- PAGE EXCERPT:
════════════════════
Or Something Like It.
This post was originally on my Substack here.

It took me two weeks to write this. I am still working my thoughts around grief and grieving the life you thought you would have and welcoming in the life you are actually living.
I spoke with friends about this, my therapist, and even my mom. TikTok even started showing me things on it’s feed about it. Sidenote: It’s strange how these apps listen to you and send you things back that you spoke about earlier.
My thirties have not been the flirty, fun, self-assured years I thought they would be. I am almost 40. I have one year of my thirties left, with my next birthday in January. Furthermore, I have been doing some soul-searching the past few years. After sacrificing my career, love life, and my own self to take care of three sick and elderly adults… I am tired. I don’t regret being a caregiver, but sacrifices were made, and now I am trying to pick up the pieces of my life.
Not only have I had to work through the trauma of my younger years, but I have had to heal burnout and grieve the life I thought I would once have. I have to make peace with my shame, guilt, and feelings about what is gone and what could be. It brings me very real stress and anxiety.
Maybe it is the times we are living in or the age of my peer group, but my friends in their 30s and 40s are feeling the same way. The sheer sense of loss and heartbreak we feel for our lives and experiences is truly something to behold. So many people are really just going through it.
A few weeks ago I wrote on my Stack about having hope during these crazy, weird times. I still stand by that. I am not trying to have some kind of toxic positivity, but I feel like it’s something that we all need to hold onto. Seasons come and seasons go. Things are going to get crazier and weirder, but we have to have the strength to get through this.
════════════════════
- EXTRACTED INFORMATION:
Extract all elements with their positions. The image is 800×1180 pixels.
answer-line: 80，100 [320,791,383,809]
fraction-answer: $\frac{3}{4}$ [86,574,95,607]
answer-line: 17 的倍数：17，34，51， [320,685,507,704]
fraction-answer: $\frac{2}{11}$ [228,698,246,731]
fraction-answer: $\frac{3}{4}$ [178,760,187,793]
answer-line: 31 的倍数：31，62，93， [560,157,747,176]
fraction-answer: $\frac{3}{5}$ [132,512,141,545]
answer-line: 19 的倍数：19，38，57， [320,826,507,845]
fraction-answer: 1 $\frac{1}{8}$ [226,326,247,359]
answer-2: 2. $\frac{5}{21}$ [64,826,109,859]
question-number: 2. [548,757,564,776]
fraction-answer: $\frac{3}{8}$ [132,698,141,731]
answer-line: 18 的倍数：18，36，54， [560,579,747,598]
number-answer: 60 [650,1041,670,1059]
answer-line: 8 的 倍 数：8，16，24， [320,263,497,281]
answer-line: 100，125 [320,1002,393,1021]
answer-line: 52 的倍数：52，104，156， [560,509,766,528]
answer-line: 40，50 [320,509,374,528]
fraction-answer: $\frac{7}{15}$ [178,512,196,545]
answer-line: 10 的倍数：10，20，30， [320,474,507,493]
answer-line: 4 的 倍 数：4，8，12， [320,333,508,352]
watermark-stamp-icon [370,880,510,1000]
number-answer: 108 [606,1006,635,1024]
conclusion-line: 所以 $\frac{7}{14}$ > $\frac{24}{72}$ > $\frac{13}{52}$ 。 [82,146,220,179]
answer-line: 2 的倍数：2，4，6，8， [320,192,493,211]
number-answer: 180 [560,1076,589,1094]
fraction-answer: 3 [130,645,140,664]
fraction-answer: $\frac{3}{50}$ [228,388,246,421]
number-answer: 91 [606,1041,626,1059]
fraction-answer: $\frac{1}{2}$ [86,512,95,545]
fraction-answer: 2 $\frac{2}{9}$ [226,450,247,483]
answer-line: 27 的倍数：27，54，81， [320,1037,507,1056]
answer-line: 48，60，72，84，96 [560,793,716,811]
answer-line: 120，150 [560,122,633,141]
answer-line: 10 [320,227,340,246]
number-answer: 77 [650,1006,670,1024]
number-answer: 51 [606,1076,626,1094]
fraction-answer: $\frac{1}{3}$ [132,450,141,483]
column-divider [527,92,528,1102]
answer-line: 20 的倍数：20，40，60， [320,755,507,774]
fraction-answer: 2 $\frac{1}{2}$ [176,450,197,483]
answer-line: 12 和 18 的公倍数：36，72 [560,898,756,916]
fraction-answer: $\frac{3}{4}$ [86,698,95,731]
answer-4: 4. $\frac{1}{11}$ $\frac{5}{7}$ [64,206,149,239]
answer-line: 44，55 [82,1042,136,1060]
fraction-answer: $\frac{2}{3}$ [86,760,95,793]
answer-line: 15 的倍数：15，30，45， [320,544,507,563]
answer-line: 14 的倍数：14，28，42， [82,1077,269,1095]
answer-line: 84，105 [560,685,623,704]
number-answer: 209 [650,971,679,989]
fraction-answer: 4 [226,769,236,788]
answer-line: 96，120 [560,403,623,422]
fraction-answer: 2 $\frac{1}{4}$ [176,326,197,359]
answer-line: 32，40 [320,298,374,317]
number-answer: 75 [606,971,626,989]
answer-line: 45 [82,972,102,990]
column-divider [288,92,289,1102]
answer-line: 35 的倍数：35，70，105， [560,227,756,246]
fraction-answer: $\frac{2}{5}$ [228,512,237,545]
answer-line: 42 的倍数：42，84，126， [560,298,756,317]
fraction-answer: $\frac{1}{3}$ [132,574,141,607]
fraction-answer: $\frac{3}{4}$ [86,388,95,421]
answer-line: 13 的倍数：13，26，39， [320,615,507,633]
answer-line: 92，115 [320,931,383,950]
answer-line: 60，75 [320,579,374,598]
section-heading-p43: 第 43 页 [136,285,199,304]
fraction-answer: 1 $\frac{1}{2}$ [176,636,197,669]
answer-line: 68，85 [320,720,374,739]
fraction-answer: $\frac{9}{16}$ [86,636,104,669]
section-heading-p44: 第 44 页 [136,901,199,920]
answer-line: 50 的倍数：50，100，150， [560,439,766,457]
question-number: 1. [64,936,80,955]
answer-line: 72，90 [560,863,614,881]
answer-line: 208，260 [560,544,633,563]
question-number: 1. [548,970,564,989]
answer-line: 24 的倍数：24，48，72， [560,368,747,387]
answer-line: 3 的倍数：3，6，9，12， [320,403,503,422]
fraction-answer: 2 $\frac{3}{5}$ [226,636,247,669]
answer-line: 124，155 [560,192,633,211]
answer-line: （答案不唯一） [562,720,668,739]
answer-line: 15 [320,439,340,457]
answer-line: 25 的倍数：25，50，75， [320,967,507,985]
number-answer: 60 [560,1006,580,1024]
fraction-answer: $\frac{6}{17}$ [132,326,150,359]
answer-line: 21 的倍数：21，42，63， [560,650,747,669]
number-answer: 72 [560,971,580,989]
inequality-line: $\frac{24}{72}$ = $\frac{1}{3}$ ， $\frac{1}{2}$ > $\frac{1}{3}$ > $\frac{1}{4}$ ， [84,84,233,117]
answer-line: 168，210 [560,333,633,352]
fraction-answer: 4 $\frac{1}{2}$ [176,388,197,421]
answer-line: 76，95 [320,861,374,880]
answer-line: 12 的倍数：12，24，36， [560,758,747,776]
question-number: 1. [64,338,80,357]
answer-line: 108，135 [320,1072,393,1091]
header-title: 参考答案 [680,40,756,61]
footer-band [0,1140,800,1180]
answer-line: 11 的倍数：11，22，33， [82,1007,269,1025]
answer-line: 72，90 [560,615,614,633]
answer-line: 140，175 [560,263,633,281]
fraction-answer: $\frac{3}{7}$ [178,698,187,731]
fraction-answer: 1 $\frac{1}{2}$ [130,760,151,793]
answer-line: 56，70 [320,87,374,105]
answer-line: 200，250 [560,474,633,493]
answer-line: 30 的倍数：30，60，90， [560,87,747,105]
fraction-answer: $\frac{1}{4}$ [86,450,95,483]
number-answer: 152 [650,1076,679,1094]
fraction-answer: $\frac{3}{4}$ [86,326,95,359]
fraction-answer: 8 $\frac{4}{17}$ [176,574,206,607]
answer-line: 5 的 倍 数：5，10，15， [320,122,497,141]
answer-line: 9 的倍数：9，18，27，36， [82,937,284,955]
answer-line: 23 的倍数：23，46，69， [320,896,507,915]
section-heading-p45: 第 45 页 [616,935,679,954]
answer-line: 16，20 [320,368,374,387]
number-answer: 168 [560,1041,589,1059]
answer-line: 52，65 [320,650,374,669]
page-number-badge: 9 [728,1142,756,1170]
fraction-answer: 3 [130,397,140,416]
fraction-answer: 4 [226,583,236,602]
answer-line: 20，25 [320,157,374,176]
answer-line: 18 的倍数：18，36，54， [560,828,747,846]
════════════════════
- COMPLETE THE FOLLOWING:
a: In the essay on grief, condense the paragraph beginning "My thirties have not been" into a bulleted list that keeps its main facts.
b: Pick up the essay on grief right after its last sentence and carry it on in the same voice.

- EXERCISE RESPONSES:
a:
- My thirties have not been the flirty, fun, self-assured years I expected.
- I am almost 40, with one year of my thirties left and my next birthday in January.
- I have been soul-searching for the past few years.
- I sacrificed my career, love life, and self to care for three sick and elderly adults, and I am tired.
- I don't regret caregiving, but sacrifices were made, and I am now trying to pick up the pieces of my life.

b:
The recent astrological transits through Scorpio have cleansed and purged me straight through my first house. They have been dancing on my ascendant along with Pluto dancing on my Aquarius Sun. I am going through a realization process, a metamorphosis. As I grieve my former life and move forward through these interesting times, I feel like a different person.
I have balled my eyes out. Cried rivers and streams. The gratitude I feel for my therapist for working with me and helping me to make sense of my thoughts has been immense. Shout out to whoever created The Feelings Wheel. Turns out, the feelings that I’m feeling are way deeper than I could ever imagine. Learning that what I feel is more than one emotion has helped me get to the root of so much.
I am proud of me because I have been working on my mental and physical health. Working on my well-being has been very fulfilling for me. Seeing the change in myself has been rewarding for me. It has inspired me to do and be better. It lets me know that even though things aren’t where I want them to be, I can make change in my life. How are you dealing with things? Are you grieving people, places, and things? A life that hasn’t materialized yet? Are you doing well? I would love to know how you are handling things.